Data items:
--- begin ---

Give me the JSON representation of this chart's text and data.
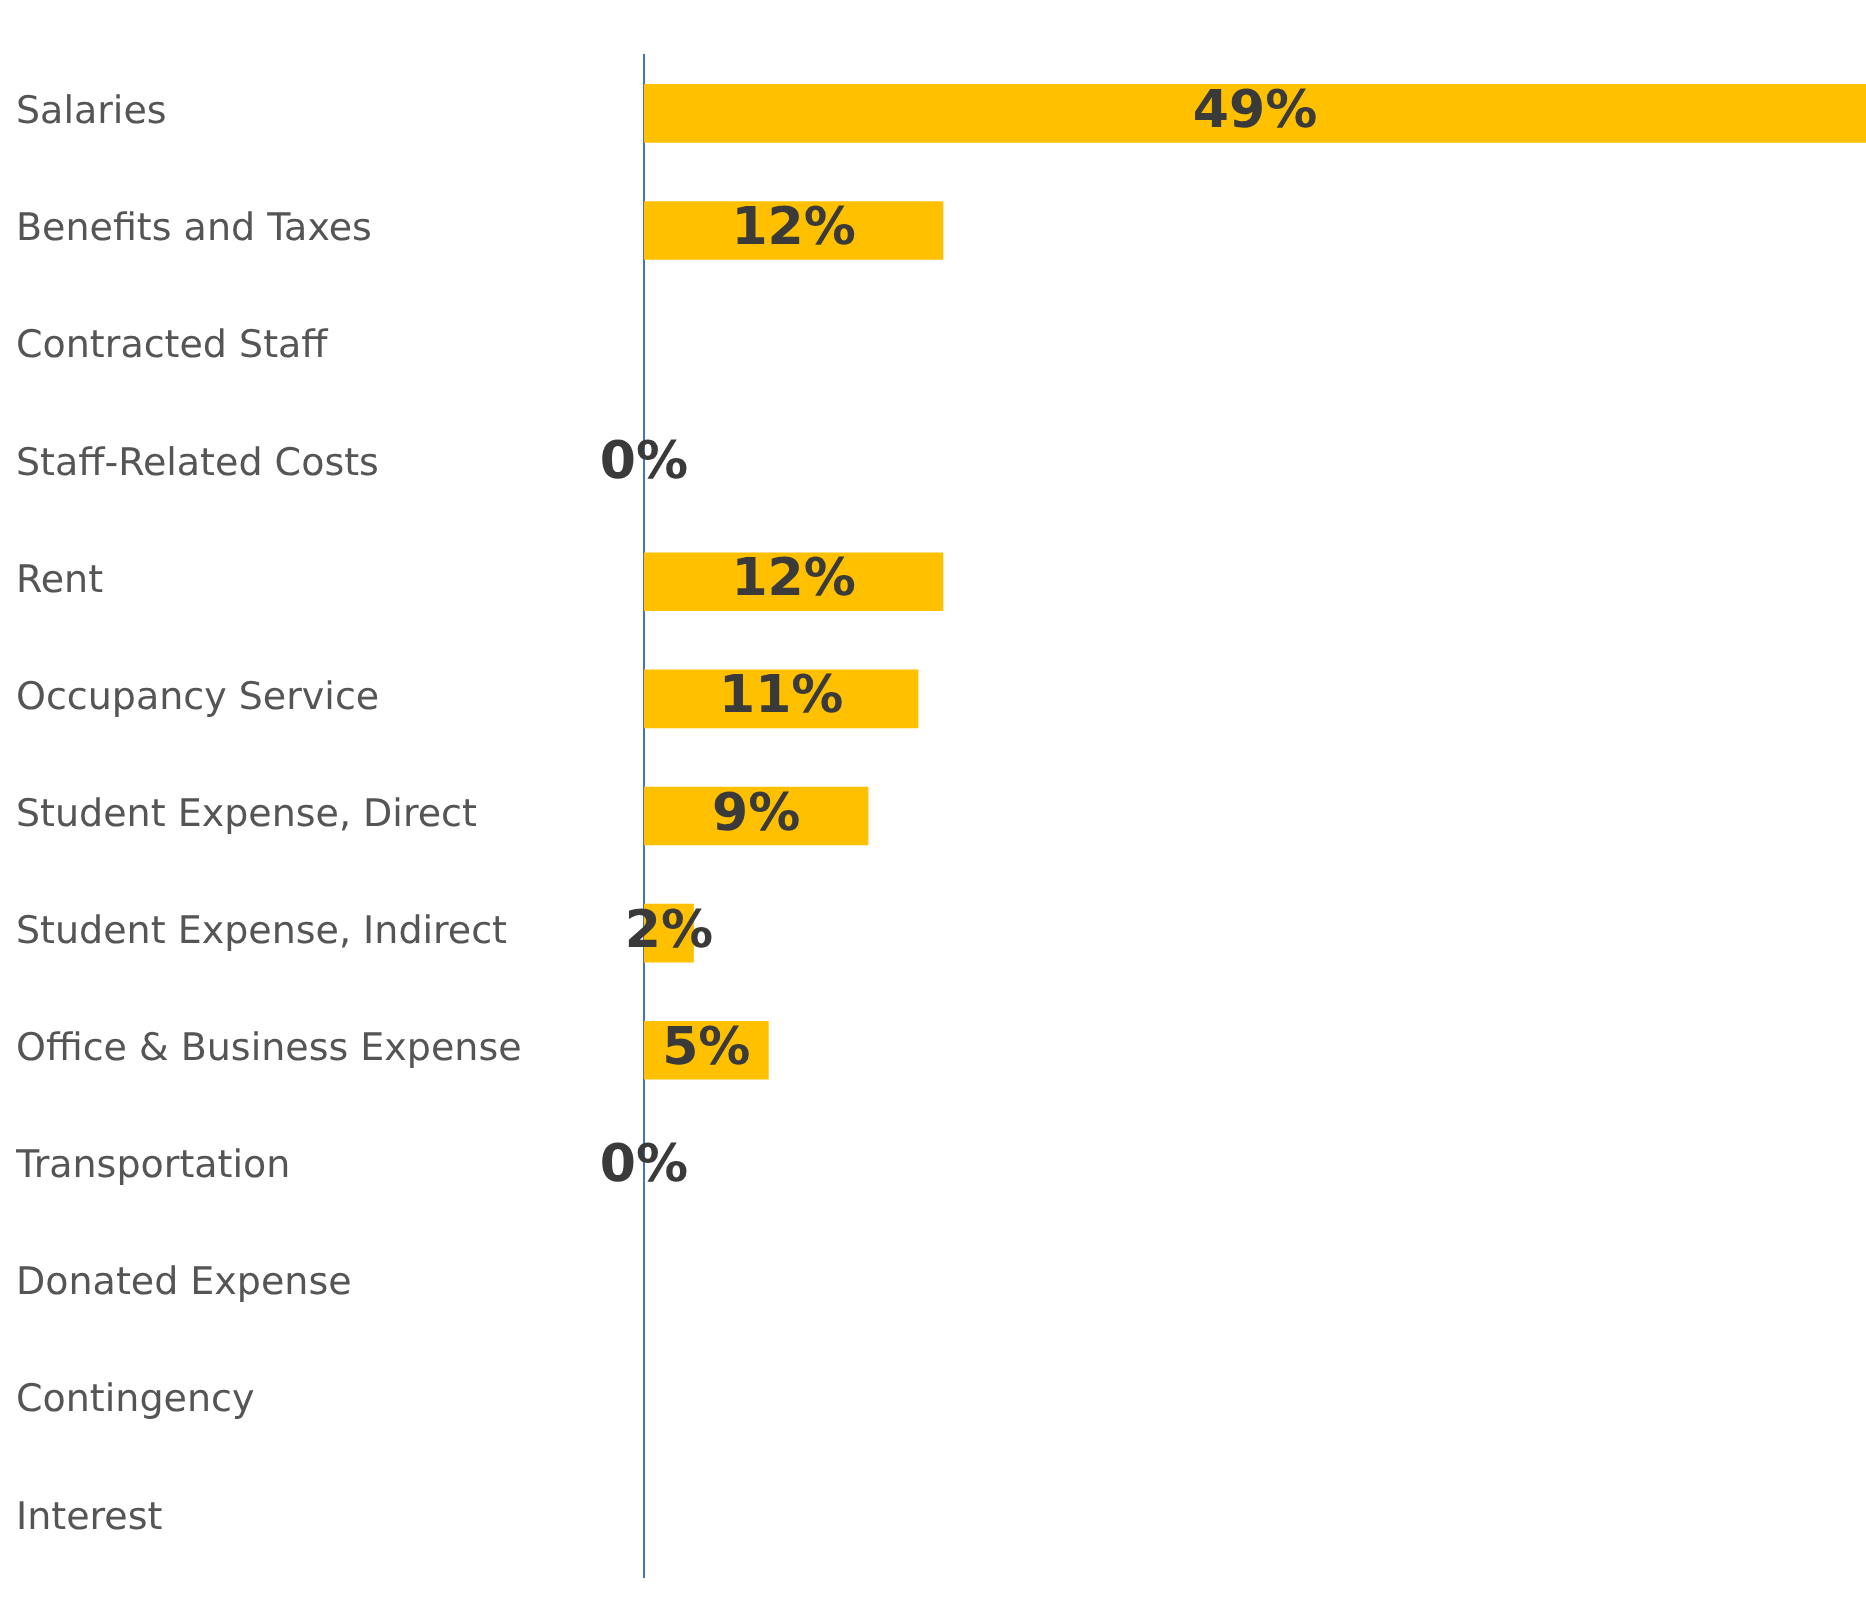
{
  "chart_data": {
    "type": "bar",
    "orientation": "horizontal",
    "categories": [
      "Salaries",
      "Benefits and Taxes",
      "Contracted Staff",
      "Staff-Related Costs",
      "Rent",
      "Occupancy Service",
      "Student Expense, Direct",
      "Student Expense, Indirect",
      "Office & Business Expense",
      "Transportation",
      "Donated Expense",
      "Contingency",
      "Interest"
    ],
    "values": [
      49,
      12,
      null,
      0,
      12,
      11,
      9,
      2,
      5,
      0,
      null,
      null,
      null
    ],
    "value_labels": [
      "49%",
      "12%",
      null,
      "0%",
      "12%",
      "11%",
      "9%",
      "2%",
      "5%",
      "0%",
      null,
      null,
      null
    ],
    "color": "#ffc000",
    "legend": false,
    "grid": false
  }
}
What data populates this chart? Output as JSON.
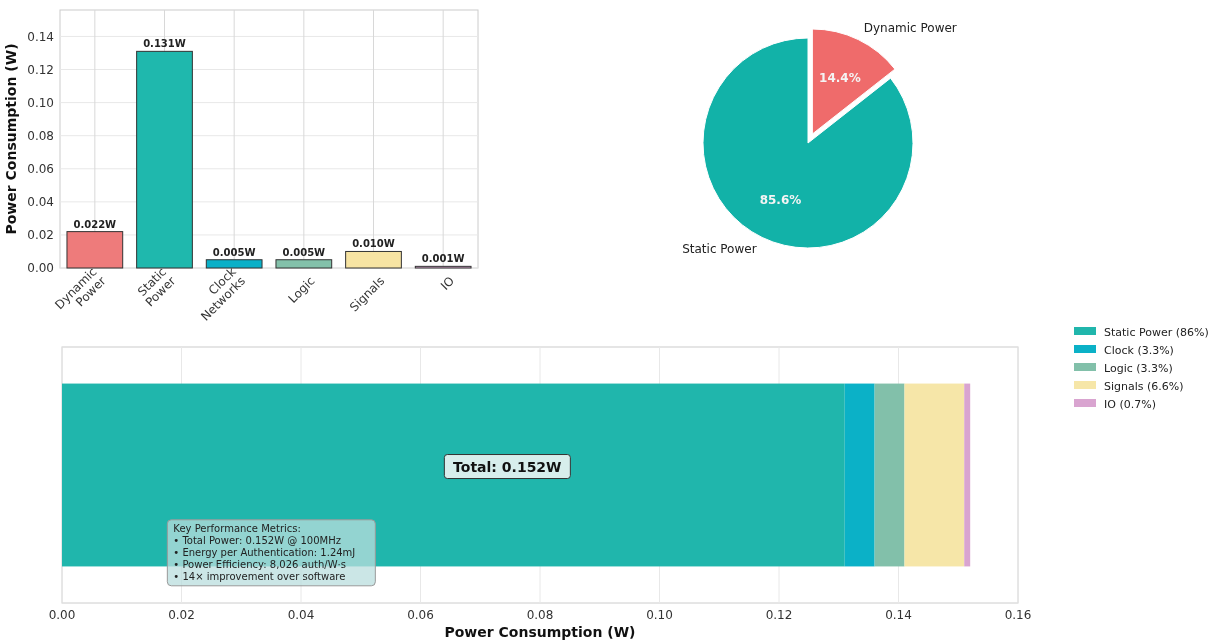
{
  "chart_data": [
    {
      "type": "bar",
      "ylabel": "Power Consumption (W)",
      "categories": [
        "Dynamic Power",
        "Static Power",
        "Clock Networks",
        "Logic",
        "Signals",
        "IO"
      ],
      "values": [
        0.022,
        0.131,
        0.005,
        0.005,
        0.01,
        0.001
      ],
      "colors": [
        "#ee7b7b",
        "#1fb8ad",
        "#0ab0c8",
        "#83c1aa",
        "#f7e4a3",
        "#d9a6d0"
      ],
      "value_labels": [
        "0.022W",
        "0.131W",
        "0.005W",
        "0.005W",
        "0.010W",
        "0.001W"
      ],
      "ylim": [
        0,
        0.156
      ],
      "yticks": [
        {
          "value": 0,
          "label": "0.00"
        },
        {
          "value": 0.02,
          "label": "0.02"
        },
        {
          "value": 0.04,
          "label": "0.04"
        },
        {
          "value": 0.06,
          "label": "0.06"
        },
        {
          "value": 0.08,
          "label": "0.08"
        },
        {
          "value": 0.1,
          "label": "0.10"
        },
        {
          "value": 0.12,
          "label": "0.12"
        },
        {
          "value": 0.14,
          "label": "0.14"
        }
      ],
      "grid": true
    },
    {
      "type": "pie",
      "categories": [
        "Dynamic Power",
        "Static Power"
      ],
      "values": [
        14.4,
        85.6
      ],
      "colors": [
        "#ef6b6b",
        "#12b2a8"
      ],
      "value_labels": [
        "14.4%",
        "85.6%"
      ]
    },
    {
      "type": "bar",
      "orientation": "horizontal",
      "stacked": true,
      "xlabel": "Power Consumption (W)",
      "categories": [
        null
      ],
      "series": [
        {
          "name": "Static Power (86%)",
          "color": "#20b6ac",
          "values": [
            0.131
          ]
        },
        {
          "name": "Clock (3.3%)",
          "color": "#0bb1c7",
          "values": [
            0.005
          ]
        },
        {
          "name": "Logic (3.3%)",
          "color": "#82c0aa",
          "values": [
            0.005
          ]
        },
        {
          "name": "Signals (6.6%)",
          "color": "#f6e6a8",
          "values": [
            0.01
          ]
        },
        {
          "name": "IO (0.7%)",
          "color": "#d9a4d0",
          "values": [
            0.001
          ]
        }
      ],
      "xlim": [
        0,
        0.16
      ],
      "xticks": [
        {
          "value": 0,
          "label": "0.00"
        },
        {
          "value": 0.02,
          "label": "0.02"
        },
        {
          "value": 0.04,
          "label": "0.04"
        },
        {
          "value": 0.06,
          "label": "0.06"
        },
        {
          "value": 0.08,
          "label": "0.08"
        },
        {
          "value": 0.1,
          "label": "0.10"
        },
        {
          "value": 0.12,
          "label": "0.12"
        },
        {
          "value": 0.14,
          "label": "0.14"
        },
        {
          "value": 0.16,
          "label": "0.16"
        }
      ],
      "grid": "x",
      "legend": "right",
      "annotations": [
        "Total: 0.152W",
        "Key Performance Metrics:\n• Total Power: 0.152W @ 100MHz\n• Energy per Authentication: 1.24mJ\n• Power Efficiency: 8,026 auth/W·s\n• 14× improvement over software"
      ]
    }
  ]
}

--- end ---

* [Task directions] Pictures are excluded; repeat every record exactly.

* [Problem solution]
Give me the JSON representation of this chart's text and data.
{
  "chart_data": {
    "type": "bar",
    "orientation": "horizontal",
    "categories": [
      "Salaries",
      "Benefits and Taxes",
      "Contracted Staff",
      "Staff-Related Costs",
      "Rent",
      "Occupancy Service",
      "Student Expense, Direct",
      "Student Expense, Indirect",
      "Office & Business Expense",
      "Transportation",
      "Donated Expense",
      "Contingency",
      "Interest"
    ],
    "values": [
      49,
      12,
      null,
      0,
      12,
      11,
      9,
      2,
      5,
      0,
      null,
      null,
      null
    ],
    "value_labels": [
      "49%",
      "12%",
      null,
      "0%",
      "12%",
      "11%",
      "9%",
      "2%",
      "5%",
      "0%",
      null,
      null,
      null
    ],
    "color": "#ffc000",
    "legend": false,
    "grid": false
  }
}
What data populates this chart? Output as JSON.
{
  "chart_data": [
    {
      "type": "bar",
      "ylabel": "Power Consumption (W)",
      "categories": [
        "Dynamic Power",
        "Static Power",
        "Clock Networks",
        "Logic",
        "Signals",
        "IO"
      ],
      "values": [
        0.022,
        0.131,
        0.005,
        0.005,
        0.01,
        0.001
      ],
      "colors": [
        "#ee7b7b",
        "#1fb8ad",
        "#0ab0c8",
        "#83c1aa",
        "#f7e4a3",
        "#d9a6d0"
      ],
      "value_labels": [
        "0.022W",
        "0.131W",
        "0.005W",
        "0.005W",
        "0.010W",
        "0.001W"
      ],
      "ylim": [
        0,
        0.156
      ],
      "yticks": [
        {
          "value": 0,
          "label": "0.00"
        },
        {
          "value": 0.02,
          "label": "0.02"
        },
        {
          "value": 0.04,
          "label": "0.04"
        },
        {
          "value": 0.06,
          "label": "0.06"
        },
        {
          "value": 0.08,
          "label": "0.08"
        },
        {
          "value": 0.1,
          "label": "0.10"
        },
        {
          "value": 0.12,
          "label": "0.12"
        },
        {
          "value": 0.14,
          "label": "0.14"
        }
      ],
      "grid": true
    },
    {
      "type": "pie",
      "categories": [
        "Dynamic Power",
        "Static Power"
      ],
      "values": [
        14.4,
        85.6
      ],
      "colors": [
        "#ef6b6b",
        "#12b2a8"
      ],
      "value_labels": [
        "14.4%",
        "85.6%"
      ]
    },
    {
      "type": "bar",
      "orientation": "horizontal",
      "stacked": true,
      "xlabel": "Power Consumption (W)",
      "categories": [
        null
      ],
      "series": [
        {
          "name": "Static Power (86%)",
          "color": "#20b6ac",
          "values": [
            0.131
          ]
        },
        {
          "name": "Clock (3.3%)",
          "color": "#0bb1c7",
          "values": [
            0.005
          ]
        },
        {
          "name": "Logic (3.3%)",
          "color": "#82c0aa",
          "values": [
            0.005
          ]
        },
        {
          "name": "Signals (6.6%)",
          "color": "#f6e6a8",
          "values": [
            0.01
          ]
        },
        {
          "name": "IO (0.7%)",
          "color": "#d9a4d0",
          "values": [
            0.001
          ]
        }
      ],
      "xlim": [
        0,
        0.16
      ],
      "xticks": [
        {
          "value": 0,
          "label": "0.00"
        },
        {
          "value": 0.02,
          "label": "0.02"
        },
        {
          "value": 0.04,
          "label": "0.04"
        },
        {
          "value": 0.06,
          "label": "0.06"
        },
        {
          "value": 0.08,
          "label": "0.08"
        },
        {
          "value": 0.1,
          "label": "0.10"
        },
        {
          "value": 0.12,
          "label": "0.12"
        },
        {
          "value": 0.14,
          "label": "0.14"
        },
        {
          "value": 0.16,
          "label": "0.16"
        }
      ],
      "grid": "x",
      "legend": "right",
      "annotations": [
        "Total: 0.152W",
        "Key Performance Metrics:\n• Total Power: 0.152W @ 100MHz\n• Energy per Authentication: 1.24mJ\n• Power Efficiency: 8,026 auth/W·s\n• 14× improvement over software"
      ]
    }
  ]
}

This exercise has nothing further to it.